Aim of the exercise:
Starting with the first line and ending with the line that contains "- item-description-line2: sweet", reproduce these lines word for word, both end lines included.

Entries:
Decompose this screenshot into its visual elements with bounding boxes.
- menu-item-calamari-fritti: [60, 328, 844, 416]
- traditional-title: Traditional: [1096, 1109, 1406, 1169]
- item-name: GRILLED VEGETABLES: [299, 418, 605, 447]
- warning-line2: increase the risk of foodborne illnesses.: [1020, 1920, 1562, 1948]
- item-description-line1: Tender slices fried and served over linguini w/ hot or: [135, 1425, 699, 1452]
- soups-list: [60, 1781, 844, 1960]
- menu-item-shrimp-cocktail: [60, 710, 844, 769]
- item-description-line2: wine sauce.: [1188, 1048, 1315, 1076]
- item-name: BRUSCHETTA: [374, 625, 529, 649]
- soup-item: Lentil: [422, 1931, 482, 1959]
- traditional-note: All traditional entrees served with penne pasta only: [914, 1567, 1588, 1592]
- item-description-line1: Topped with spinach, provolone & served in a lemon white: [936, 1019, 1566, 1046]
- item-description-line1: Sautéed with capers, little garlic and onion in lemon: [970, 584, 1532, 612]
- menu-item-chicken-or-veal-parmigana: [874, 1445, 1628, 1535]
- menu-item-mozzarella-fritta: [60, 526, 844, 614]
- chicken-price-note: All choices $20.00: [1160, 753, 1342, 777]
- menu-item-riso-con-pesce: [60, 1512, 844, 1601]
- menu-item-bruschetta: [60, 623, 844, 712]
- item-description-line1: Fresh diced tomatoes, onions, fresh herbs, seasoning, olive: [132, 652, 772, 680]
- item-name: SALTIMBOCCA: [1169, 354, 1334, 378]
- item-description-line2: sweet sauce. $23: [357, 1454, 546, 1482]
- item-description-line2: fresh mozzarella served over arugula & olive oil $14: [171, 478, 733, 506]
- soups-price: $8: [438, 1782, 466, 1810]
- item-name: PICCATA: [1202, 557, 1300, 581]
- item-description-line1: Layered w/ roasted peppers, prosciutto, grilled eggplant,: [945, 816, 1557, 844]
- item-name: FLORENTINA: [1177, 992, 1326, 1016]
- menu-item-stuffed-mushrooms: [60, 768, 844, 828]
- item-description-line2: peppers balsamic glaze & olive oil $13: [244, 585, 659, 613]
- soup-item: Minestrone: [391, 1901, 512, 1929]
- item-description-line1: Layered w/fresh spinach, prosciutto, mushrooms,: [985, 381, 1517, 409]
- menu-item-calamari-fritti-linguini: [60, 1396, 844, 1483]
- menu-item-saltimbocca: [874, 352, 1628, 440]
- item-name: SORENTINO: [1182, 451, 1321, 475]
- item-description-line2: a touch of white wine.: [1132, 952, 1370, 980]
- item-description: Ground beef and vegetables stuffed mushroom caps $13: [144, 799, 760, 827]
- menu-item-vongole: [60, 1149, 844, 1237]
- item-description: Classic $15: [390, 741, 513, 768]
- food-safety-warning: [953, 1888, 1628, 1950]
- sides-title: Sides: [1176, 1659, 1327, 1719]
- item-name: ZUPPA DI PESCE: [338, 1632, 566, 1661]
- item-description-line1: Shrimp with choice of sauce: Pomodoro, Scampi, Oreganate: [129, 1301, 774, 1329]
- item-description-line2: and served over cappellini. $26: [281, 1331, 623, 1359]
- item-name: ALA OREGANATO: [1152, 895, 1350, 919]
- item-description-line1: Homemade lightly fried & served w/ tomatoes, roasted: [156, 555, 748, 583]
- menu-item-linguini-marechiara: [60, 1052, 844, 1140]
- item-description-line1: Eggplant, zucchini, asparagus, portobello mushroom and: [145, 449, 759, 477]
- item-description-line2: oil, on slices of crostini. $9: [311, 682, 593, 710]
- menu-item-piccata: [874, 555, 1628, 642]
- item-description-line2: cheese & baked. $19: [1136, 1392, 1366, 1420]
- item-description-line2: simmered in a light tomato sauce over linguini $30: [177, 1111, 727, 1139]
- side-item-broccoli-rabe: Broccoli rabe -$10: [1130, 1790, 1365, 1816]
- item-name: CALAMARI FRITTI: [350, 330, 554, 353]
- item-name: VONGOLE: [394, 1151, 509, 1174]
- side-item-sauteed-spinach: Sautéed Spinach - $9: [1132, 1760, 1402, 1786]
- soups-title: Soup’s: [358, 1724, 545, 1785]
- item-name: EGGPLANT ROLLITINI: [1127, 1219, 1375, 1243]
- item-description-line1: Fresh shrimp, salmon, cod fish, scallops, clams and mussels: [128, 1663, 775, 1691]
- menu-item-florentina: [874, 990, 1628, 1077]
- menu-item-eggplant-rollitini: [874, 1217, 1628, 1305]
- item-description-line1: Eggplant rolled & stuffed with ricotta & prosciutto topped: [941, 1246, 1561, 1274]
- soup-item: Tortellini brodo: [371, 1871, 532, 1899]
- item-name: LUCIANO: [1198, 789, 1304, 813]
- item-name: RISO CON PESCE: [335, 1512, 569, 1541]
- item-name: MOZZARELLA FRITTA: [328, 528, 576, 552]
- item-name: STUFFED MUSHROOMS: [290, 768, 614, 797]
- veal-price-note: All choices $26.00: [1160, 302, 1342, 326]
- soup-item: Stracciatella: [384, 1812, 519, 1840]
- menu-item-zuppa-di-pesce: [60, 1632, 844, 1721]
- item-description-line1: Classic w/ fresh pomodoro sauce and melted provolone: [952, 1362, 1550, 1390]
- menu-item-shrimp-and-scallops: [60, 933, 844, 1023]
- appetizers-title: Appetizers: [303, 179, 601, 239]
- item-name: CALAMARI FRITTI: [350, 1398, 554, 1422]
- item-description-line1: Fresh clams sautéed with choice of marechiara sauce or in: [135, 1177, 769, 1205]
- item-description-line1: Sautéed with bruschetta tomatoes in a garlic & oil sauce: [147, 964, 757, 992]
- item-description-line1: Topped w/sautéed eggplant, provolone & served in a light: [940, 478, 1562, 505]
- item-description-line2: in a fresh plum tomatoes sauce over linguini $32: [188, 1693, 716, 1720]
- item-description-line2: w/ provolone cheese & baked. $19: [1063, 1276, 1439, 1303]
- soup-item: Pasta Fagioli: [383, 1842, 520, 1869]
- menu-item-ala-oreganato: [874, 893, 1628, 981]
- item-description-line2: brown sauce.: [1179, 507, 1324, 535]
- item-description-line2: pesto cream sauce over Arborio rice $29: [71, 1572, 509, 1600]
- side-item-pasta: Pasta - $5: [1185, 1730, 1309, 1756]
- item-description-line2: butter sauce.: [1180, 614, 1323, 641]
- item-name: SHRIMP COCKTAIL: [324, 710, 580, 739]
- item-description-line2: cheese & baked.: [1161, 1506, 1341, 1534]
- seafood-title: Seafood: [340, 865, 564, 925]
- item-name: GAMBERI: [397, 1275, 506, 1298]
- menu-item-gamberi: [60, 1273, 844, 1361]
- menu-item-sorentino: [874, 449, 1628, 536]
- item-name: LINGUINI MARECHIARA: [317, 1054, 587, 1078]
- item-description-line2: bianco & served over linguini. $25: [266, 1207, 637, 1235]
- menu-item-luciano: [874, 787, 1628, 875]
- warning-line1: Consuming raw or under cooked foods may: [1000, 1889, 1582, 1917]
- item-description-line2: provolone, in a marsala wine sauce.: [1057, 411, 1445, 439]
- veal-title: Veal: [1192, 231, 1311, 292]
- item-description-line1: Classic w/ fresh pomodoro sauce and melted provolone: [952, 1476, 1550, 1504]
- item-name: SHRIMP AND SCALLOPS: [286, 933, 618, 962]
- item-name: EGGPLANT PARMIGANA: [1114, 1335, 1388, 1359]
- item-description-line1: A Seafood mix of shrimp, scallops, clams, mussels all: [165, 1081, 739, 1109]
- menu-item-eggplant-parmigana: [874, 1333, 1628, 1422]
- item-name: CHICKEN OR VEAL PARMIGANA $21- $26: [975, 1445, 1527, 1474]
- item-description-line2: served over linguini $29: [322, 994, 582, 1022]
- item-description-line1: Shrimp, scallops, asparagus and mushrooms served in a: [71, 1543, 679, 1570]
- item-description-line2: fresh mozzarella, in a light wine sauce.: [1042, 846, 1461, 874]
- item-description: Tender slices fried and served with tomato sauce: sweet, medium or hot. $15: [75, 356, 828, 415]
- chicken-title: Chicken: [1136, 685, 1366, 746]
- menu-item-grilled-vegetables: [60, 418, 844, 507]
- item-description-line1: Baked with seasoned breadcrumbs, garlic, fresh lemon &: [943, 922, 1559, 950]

Reply to the task:
Decompose this screenshot into its visual elements with bounding boxes.
- menu-item-calamari-fritti: [60, 328, 844, 416]
- traditional-title: Traditional: [1096, 1109, 1406, 1169]
- item-name: GRILLED VEGETABLES: [299, 418, 605, 447]
- warning-line2: increase the risk of foodborne illnesses.: [1020, 1920, 1562, 1948]
- item-description-line1: Tender slices fried and served over linguini w/ hot or: [135, 1425, 699, 1452]
- soups-list: [60, 1781, 844, 1960]
- menu-item-shrimp-cocktail: [60, 710, 844, 769]
- item-description-line2: wine sauce.: [1188, 1048, 1315, 1076]
- item-name: BRUSCHETTA: [374, 625, 529, 649]
- soup-item: Lentil: [422, 1931, 482, 1959]
- traditional-note: All traditional entrees served with penne pasta only: [914, 1567, 1588, 1592]
- item-description-line1: Topped with spinach, provolone & served in a lemon white: [936, 1019, 1566, 1046]
- item-description-line1: Sautéed with capers, little garlic and onion in lemon: [970, 584, 1532, 612]
- menu-item-chicken-or-veal-parmigana: [874, 1445, 1628, 1535]
- menu-item-mozzarella-fritta: [60, 526, 844, 614]
- chicken-price-note: All choices $20.00: [1160, 753, 1342, 777]
- menu-item-riso-con-pesce: [60, 1512, 844, 1601]
- menu-item-bruschetta: [60, 623, 844, 712]
- item-description-line1: Fresh diced tomatoes, onions, fresh herbs, seasoning, olive: [132, 652, 772, 680]
- item-name: SALTIMBOCCA: [1169, 354, 1334, 378]
- item-description-line2: sweet sauce. $23: [357, 1454, 546, 1482]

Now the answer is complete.